+++ Input for this task +++
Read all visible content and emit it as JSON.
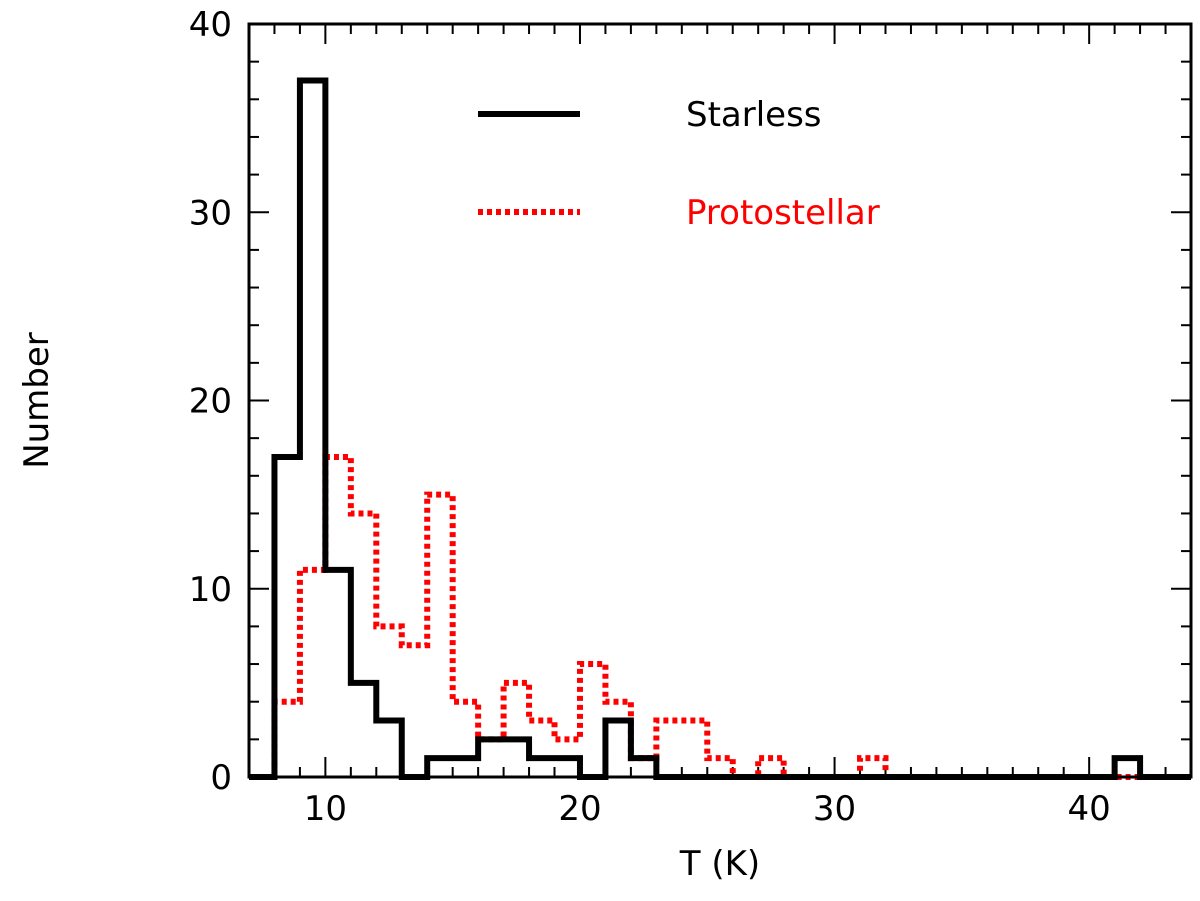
{
  "chart_data": {
    "type": "histogram",
    "xlabel": "T (K)",
    "ylabel": "Number",
    "xlim": [
      7,
      44
    ],
    "ylim": [
      0,
      40
    ],
    "x_major_ticks": [
      10,
      20,
      30,
      40
    ],
    "y_major_ticks": [
      0,
      10,
      20,
      30,
      40
    ],
    "x_minor_step": 1,
    "y_minor_step": 2,
    "legend_position": "top-center",
    "series": [
      {
        "name": "Starless",
        "style": "solid",
        "color": "#000000",
        "bin_edges": [
          7,
          8,
          9,
          10,
          11,
          12,
          13,
          14,
          15,
          16,
          17,
          18,
          19,
          20,
          21,
          22,
          23,
          24,
          25,
          26,
          27,
          28,
          29,
          30,
          31,
          32,
          33,
          34,
          35,
          36,
          37,
          38,
          39,
          40,
          41,
          42,
          43,
          44
        ],
        "counts": [
          0,
          17,
          37,
          11,
          5,
          3,
          0,
          1,
          1,
          2,
          2,
          1,
          1,
          0,
          3,
          1,
          0,
          0,
          0,
          0,
          0,
          0,
          0,
          0,
          0,
          0,
          0,
          0,
          0,
          0,
          0,
          0,
          0,
          0,
          1,
          0,
          0
        ]
      },
      {
        "name": "Protostellar",
        "style": "dotted",
        "color": "#ff0000",
        "bin_edges": [
          7,
          7.5,
          8,
          8.5,
          9,
          9.5,
          10,
          10.5,
          11,
          11.5,
          12,
          12.5,
          13,
          13.5,
          14,
          14.5,
          15,
          15.5,
          16,
          16.5,
          17,
          17.5,
          18,
          18.5,
          19,
          19.5,
          20,
          20.5,
          21,
          21.5,
          22,
          22.5,
          23,
          23.5,
          24,
          24.5,
          25,
          25.5,
          26,
          26.5,
          27,
          27.5,
          28,
          28.5,
          29,
          29.5,
          30,
          30.5,
          31,
          31.5,
          32,
          32.5,
          33,
          33.5,
          34,
          34.5,
          35,
          35.5,
          36,
          36.5,
          37,
          37.5,
          38,
          38.5,
          39,
          39.5,
          40,
          40.5,
          41,
          41.5,
          42,
          42.5,
          43,
          43.5,
          44
        ],
        "counts": [
          0,
          0,
          4,
          4,
          11,
          11,
          17,
          17,
          14,
          14,
          8,
          8,
          7,
          7,
          15,
          15,
          4,
          4,
          2,
          2,
          5,
          5,
          3,
          3,
          2,
          2,
          6,
          6,
          4,
          4,
          1,
          1,
          3,
          3,
          3,
          3,
          1,
          1,
          0,
          0,
          1,
          1,
          0,
          0,
          0,
          0,
          0,
          0,
          1,
          1,
          0,
          0,
          0,
          0,
          0,
          0,
          0,
          0,
          0,
          0,
          0,
          0,
          0,
          0,
          0,
          0,
          0,
          0,
          0,
          0,
          0,
          0,
          0,
          0
        ]
      }
    ]
  }
}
+++
__Given exercise__. Set down every entry word for word, but omit the pictures.

__Full response__.
Read all visible content and emit it as JSON.
{
  "chart_data": {
    "type": "histogram",
    "xlabel": "T (K)",
    "ylabel": "Number",
    "xlim": [
      7,
      44
    ],
    "ylim": [
      0,
      40
    ],
    "x_major_ticks": [
      10,
      20,
      30,
      40
    ],
    "y_major_ticks": [
      0,
      10,
      20,
      30,
      40
    ],
    "x_minor_step": 1,
    "y_minor_step": 2,
    "legend_position": "top-center",
    "series": [
      {
        "name": "Starless",
        "style": "solid",
        "color": "#000000",
        "bin_edges": [
          7,
          8,
          9,
          10,
          11,
          12,
          13,
          14,
          15,
          16,
          17,
          18,
          19,
          20,
          21,
          22,
          23,
          24,
          25,
          26,
          27,
          28,
          29,
          30,
          31,
          32,
          33,
          34,
          35,
          36,
          37,
          38,
          39,
          40,
          41,
          42,
          43,
          44
        ],
        "counts": [
          0,
          17,
          37,
          11,
          5,
          3,
          0,
          1,
          1,
          2,
          2,
          1,
          1,
          0,
          3,
          1,
          0,
          0,
          0,
          0,
          0,
          0,
          0,
          0,
          0,
          0,
          0,
          0,
          0,
          0,
          0,
          0,
          0,
          0,
          1,
          0,
          0
        ]
      },
      {
        "name": "Protostellar",
        "style": "dotted",
        "color": "#ff0000",
        "bin_edges": [
          7,
          7.5,
          8,
          8.5,
          9,
          9.5,
          10,
          10.5,
          11,
          11.5,
          12,
          12.5,
          13,
          13.5,
          14,
          14.5,
          15,
          15.5,
          16,
          16.5,
          17,
          17.5,
          18,
          18.5,
          19,
          19.5,
          20,
          20.5,
          21,
          21.5,
          22,
          22.5,
          23,
          23.5,
          24,
          24.5,
          25,
          25.5,
          26,
          26.5,
          27,
          27.5,
          28,
          28.5,
          29,
          29.5,
          30,
          30.5,
          31,
          31.5,
          32,
          32.5,
          33,
          33.5,
          34,
          34.5,
          35,
          35.5,
          36,
          36.5,
          37,
          37.5,
          38,
          38.5,
          39,
          39.5,
          40,
          40.5,
          41,
          41.5,
          42,
          42.5,
          43,
          43.5,
          44
        ],
        "counts": [
          0,
          0,
          4,
          4,
          11,
          11,
          17,
          17,
          14,
          14,
          8,
          8,
          7,
          7,
          15,
          15,
          4,
          4,
          2,
          2,
          5,
          5,
          3,
          3,
          2,
          2,
          6,
          6,
          4,
          4,
          1,
          1,
          3,
          3,
          3,
          3,
          1,
          1,
          0,
          0,
          1,
          1,
          0,
          0,
          0,
          0,
          0,
          0,
          1,
          1,
          0,
          0,
          0,
          0,
          0,
          0,
          0,
          0,
          0,
          0,
          0,
          0,
          0,
          0,
          0,
          0,
          0,
          0,
          0,
          0,
          0,
          0,
          0,
          0
        ]
      }
    ]
  }
}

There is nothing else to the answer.